**Do this**
Verbatim output of all the material below is required.

[Stored records]
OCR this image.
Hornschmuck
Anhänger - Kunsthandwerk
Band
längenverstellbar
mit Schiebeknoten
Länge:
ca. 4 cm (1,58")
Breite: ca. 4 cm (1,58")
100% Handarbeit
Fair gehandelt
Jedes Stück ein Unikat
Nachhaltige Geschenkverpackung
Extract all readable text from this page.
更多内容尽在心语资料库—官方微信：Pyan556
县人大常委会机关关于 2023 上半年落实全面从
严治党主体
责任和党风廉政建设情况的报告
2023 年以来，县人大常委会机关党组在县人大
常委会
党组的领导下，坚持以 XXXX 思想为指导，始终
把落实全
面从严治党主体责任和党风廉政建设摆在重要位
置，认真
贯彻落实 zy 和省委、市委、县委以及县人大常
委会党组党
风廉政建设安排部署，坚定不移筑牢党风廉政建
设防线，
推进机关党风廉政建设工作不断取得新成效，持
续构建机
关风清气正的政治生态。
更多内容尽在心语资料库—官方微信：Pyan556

**Result of this task**
OCR this image.
Hornschmuck
Anhänger - Kunsthandwerk
Band
längenverstellbar
mit Schiebeknoten
Länge:
ca. 4 cm (1,58")
Breite: ca. 4 cm (1,58")
100% Handarbeit
Fair gehandelt
Jedes Stück ein Unikat
Nachhaltige Geschenkverpackung
Extract all readable text from this page.
更多内容尽在心语资料库—官方微信：Pyan556
县人大常委会机关关于 2023 上半年落实全面从
严治党主体
责任和党风廉政建设情况的报告
2023 年以来，县人大常委会机关党组在县人大
常委会
党组的领导下，坚持以 XXXX 思想为指导，始终
把落实全
面从严治党主体责任和党风廉政建设摆在重要位
置，认真
贯彻落实 zy 和省委、市委、县委以及县人大常
委会党组党
风廉政建设安排部署，坚定不移筑牢党风廉政建
设防线，
推进机关党风廉政建设工作不断取得新成效，持
续构建机
关风清气正的政治生态。
更多内容尽在心语资料库—官方微信：Pyan556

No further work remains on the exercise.